Aim of the exercise:
The exercise asks you to copy every line below in which "dense" appears.

(Entries with figure data)
########################################

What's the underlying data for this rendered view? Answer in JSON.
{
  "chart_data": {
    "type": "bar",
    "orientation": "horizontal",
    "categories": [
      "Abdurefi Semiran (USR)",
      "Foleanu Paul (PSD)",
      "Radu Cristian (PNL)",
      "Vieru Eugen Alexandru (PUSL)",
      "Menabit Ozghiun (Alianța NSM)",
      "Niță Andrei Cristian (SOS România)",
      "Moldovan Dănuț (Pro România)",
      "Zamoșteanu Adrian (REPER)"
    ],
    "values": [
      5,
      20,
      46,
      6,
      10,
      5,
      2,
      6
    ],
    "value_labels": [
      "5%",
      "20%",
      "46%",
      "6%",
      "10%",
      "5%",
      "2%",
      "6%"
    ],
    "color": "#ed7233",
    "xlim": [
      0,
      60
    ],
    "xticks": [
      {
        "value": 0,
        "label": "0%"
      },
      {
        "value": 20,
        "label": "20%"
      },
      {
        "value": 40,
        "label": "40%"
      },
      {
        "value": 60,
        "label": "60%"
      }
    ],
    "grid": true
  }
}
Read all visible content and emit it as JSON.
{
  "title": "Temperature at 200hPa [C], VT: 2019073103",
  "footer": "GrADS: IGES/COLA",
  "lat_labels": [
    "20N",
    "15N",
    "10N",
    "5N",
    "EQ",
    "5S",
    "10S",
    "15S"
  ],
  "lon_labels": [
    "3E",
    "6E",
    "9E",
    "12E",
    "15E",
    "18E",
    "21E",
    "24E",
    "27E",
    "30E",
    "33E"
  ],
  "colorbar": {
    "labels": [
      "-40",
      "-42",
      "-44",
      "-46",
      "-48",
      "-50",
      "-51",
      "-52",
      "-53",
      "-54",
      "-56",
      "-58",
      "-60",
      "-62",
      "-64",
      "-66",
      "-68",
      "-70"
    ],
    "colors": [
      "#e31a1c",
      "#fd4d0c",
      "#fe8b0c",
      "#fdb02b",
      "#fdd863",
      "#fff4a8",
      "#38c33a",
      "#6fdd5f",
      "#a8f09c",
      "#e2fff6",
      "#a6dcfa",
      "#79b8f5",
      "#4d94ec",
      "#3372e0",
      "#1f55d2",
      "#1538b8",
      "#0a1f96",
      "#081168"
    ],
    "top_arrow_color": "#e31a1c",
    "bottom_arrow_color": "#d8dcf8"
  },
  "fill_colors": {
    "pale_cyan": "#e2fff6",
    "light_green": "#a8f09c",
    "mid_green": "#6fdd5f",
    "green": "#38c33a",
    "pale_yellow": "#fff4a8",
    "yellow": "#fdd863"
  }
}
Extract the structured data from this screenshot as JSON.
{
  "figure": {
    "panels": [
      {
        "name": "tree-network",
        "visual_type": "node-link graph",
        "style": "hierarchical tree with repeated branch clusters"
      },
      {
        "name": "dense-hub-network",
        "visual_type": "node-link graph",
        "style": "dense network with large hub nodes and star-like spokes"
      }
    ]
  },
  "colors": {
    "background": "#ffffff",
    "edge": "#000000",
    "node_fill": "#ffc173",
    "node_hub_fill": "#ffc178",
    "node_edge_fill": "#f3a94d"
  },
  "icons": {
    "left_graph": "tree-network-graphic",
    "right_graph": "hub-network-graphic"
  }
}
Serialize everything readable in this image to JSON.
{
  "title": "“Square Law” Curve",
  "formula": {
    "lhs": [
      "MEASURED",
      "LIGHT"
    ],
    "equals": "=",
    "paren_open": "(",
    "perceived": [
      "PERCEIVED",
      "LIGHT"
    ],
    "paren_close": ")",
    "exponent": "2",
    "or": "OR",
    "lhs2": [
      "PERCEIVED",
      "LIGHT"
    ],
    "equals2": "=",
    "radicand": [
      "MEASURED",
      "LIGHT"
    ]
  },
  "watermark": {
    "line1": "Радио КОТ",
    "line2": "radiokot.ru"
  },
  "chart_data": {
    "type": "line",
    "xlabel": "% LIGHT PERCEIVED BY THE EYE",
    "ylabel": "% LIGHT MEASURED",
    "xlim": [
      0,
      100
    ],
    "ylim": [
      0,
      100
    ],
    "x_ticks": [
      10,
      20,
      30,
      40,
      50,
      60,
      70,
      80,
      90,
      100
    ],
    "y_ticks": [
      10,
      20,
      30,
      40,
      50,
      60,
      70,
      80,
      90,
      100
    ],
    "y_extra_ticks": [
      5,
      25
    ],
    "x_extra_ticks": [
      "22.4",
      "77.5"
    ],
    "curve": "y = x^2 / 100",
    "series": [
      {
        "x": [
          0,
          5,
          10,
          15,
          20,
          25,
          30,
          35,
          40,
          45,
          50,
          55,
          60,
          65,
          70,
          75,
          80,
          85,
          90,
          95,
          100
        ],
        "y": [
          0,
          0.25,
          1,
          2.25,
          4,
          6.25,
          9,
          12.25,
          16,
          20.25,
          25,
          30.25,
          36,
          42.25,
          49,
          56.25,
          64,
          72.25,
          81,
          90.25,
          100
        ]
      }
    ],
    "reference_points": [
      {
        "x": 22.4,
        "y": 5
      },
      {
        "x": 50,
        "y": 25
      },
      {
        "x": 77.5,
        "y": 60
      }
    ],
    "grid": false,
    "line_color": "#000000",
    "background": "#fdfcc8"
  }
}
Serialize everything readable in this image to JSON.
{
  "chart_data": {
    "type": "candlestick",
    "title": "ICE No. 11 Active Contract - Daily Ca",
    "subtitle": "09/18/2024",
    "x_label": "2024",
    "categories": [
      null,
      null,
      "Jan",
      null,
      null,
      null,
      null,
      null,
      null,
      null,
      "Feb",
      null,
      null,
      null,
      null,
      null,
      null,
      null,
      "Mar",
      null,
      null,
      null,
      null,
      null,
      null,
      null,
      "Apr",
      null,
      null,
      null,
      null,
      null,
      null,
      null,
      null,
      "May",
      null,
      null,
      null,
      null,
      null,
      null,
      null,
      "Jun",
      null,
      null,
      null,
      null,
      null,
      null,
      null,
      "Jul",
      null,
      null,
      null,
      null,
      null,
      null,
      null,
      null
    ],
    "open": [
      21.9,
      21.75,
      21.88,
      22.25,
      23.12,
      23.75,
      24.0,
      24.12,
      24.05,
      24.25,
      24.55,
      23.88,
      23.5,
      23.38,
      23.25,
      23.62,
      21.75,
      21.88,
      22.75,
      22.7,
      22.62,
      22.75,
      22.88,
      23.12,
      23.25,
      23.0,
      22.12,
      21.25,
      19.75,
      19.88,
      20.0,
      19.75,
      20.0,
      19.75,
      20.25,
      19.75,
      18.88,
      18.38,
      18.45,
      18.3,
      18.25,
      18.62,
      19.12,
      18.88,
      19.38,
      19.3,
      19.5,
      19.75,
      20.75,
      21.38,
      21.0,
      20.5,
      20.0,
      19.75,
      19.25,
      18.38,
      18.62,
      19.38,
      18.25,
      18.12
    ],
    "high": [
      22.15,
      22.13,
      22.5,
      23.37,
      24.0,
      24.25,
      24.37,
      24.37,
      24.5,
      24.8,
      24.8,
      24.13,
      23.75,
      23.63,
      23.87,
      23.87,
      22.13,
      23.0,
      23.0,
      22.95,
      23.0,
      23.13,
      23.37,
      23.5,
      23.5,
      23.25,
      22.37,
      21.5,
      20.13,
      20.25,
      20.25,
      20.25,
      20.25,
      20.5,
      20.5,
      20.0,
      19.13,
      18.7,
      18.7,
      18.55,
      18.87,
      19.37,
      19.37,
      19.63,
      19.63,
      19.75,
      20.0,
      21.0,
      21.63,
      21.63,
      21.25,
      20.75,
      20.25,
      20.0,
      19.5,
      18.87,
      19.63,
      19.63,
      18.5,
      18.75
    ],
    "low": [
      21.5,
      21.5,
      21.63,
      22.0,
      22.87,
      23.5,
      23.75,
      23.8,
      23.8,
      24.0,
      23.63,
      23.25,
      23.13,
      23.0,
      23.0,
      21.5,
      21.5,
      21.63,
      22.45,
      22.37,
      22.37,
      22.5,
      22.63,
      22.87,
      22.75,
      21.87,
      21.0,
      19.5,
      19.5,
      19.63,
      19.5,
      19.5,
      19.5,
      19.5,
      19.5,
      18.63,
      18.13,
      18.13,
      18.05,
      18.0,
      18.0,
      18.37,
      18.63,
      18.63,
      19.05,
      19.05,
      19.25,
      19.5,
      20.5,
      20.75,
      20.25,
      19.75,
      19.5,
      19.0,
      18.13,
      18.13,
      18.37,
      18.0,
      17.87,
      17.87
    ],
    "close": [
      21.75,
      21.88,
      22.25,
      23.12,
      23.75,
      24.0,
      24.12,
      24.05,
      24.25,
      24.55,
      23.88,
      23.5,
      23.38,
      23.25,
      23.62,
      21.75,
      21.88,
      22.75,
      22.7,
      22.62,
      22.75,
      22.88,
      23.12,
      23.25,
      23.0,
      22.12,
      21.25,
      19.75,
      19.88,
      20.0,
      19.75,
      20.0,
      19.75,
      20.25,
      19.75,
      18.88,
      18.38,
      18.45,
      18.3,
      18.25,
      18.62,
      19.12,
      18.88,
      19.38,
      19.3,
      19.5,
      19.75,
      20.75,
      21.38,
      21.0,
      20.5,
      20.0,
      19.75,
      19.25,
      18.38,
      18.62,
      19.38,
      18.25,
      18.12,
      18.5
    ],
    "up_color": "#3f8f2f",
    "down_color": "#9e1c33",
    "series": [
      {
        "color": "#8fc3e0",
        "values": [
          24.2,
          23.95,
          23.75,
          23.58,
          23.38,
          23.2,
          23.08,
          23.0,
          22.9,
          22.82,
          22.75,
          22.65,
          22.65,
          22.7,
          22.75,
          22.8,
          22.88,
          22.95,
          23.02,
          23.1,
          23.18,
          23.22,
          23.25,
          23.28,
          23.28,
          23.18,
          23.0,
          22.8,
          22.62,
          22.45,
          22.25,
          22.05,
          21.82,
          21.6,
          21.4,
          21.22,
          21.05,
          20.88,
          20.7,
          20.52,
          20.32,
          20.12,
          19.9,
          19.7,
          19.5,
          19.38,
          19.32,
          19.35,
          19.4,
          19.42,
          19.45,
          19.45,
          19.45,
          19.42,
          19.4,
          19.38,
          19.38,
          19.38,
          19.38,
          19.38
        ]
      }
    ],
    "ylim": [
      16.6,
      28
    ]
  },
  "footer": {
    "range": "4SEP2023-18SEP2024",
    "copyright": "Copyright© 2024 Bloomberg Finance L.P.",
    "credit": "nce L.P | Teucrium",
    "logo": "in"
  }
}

########################################

The reply:
        "name": "dense-hub-network",
        "style": "dense network with large hub nodes and star-like spokes"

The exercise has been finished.